■ GIVEN EXERCISE ■
Below are records; work out how many of their lines contain "результате" and give only that number.
□ □ □ □ □ □ □
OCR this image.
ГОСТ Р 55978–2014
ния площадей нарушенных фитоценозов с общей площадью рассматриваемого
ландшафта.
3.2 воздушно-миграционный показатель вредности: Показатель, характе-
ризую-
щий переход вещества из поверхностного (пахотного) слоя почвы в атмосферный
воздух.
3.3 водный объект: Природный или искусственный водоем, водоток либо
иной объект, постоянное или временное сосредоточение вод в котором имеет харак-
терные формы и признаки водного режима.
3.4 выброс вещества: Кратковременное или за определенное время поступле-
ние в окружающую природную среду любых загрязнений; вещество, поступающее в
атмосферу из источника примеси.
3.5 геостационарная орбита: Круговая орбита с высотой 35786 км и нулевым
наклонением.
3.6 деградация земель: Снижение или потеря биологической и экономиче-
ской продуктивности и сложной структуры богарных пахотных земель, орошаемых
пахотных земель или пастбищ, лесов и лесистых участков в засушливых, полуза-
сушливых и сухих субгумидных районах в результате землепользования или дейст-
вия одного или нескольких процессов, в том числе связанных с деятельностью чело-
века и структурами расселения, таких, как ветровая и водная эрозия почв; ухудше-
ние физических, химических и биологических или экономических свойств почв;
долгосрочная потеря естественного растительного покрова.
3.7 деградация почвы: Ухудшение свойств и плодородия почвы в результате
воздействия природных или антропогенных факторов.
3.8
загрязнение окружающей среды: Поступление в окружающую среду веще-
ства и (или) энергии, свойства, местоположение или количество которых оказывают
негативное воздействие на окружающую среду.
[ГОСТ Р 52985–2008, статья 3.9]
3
□ □ □ □ □ □ □
■ REPLY TO THE TASK ■
2